WRITTEN EXERCISE: Every entry must be echoed exactly.

RECORDS PROVIDED:
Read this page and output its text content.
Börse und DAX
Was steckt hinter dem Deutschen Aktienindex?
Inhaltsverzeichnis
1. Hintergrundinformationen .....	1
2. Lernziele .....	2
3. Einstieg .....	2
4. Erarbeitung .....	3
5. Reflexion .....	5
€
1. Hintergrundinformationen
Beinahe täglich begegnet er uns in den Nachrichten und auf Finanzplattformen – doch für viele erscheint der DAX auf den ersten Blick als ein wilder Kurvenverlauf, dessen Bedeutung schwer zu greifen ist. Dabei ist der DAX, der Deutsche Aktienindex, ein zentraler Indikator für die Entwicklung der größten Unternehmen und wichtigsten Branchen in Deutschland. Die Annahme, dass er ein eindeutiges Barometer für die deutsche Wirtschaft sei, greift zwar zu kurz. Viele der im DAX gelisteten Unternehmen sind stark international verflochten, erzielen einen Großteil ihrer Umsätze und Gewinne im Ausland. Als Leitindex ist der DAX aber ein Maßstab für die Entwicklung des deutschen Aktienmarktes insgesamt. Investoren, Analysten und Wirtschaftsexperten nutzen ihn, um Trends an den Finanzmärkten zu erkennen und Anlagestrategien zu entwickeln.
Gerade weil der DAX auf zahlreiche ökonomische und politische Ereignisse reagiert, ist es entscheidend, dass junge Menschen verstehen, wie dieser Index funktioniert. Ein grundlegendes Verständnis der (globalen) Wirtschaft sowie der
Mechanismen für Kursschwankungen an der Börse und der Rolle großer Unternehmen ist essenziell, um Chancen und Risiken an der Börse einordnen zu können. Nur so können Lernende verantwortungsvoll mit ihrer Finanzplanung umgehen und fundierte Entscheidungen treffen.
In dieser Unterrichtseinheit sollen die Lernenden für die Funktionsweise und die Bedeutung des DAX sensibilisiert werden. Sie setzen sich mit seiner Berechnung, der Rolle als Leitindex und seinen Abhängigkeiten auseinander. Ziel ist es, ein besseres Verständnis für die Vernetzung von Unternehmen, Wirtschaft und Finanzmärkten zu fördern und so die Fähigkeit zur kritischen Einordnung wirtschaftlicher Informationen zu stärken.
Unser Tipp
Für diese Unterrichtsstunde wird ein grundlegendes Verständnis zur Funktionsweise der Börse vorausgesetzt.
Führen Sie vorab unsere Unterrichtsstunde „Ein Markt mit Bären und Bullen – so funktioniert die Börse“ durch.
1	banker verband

SOLUTION TO THE EXERCISE:
Read this page and output its text content.
Börse und DAX
Was steckt hinter dem Deutschen Aktienindex?
Inhaltsverzeichnis
1. Hintergrundinformationen .....	1
2. Lernziele .....	2
3. Einstieg .....	2
4. Erarbeitung .....	3
5. Reflexion .....	5
€
1. Hintergrundinformationen
Beinahe täglich begegnet er uns in den Nachrichten und auf Finanzplattformen – doch für viele erscheint der DAX auf den ersten Blick als ein wilder Kurvenverlauf, dessen Bedeutung schwer zu greifen ist. Dabei ist der DAX, der Deutsche Aktienindex, ein zentraler Indikator für die Entwicklung der größten Unternehmen und wichtigsten Branchen in Deutschland. Die Annahme, dass er ein eindeutiges Barometer für die deutsche Wirtschaft sei, greift zwar zu kurz. Viele der im DAX gelisteten Unternehmen sind stark international verflochten, erzielen einen Großteil ihrer Umsätze und Gewinne im Ausland. Als Leitindex ist der DAX aber ein Maßstab für die Entwicklung des deutschen Aktienmarktes insgesamt. Investoren, Analysten und Wirtschaftsexperten nutzen ihn, um Trends an den Finanzmärkten zu erkennen und Anlagestrategien zu entwickeln.
Gerade weil der DAX auf zahlreiche ökonomische und politische Ereignisse reagiert, ist es entscheidend, dass junge Menschen verstehen, wie dieser Index funktioniert. Ein grundlegendes Verständnis der (globalen) Wirtschaft sowie der
Mechanismen für Kursschwankungen an der Börse und der Rolle großer Unternehmen ist essenziell, um Chancen und Risiken an der Börse einordnen zu können. Nur so können Lernende verantwortungsvoll mit ihrer Finanzplanung umgehen und fundierte Entscheidungen treffen.
In dieser Unterrichtseinheit sollen die Lernenden für die Funktionsweise und die Bedeutung des DAX sensibilisiert werden. Sie setzen sich mit seiner Berechnung, der Rolle als Leitindex und seinen Abhängigkeiten auseinander. Ziel ist es, ein besseres Verständnis für die Vernetzung von Unternehmen, Wirtschaft und Finanzmärkten zu fördern und so die Fähigkeit zur kritischen Einordnung wirtschaftlicher Informationen zu stärken.
Unser Tipp
Für diese Unterrichtsstunde wird ein grundlegendes Verständnis zur Funktionsweise der Börse vorausgesetzt.
Führen Sie vorab unsere Unterrichtsstunde „Ein Markt mit Bären und Bullen – so funktioniert die Börse“ durch.
1	banker verband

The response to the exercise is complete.